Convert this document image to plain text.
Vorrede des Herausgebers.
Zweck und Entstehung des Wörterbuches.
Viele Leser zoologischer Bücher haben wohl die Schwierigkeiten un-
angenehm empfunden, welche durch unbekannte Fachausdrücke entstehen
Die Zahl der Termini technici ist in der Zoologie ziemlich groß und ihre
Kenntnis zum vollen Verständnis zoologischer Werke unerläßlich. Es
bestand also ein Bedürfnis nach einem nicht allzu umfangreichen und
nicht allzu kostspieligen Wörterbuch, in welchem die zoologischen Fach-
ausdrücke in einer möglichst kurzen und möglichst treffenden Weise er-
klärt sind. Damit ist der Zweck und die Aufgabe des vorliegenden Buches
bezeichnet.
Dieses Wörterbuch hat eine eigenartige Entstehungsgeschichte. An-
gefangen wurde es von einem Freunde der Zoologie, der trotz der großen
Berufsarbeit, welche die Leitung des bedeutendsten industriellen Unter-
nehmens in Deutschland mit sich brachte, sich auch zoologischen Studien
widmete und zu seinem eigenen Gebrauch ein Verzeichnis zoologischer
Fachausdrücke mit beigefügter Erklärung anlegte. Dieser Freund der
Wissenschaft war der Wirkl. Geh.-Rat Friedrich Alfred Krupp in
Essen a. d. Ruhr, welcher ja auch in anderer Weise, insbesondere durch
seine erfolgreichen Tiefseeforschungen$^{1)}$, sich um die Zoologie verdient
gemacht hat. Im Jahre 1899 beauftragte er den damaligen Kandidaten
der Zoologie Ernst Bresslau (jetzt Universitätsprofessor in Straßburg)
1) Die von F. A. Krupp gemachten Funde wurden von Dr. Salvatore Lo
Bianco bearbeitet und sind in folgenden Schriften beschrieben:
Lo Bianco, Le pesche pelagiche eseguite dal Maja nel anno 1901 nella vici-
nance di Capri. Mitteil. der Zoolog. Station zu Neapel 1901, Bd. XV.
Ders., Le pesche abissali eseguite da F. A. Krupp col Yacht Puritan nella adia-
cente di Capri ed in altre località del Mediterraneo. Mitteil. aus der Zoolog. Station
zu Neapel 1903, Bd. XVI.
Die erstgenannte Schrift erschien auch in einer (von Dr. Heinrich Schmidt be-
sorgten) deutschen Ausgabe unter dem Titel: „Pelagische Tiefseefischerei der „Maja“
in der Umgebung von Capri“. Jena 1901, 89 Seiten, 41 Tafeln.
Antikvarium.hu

# Given task:
Pick every line with "Mitteil" in it and copy it.

# Response to this task:
nance di Capri. Mitteil. der Zoolog. Station zu Neapel 1901, Bd. XV.
cente di Capri ed in altre località del Mediterraneo. Mitteil. aus der Zoolog. Station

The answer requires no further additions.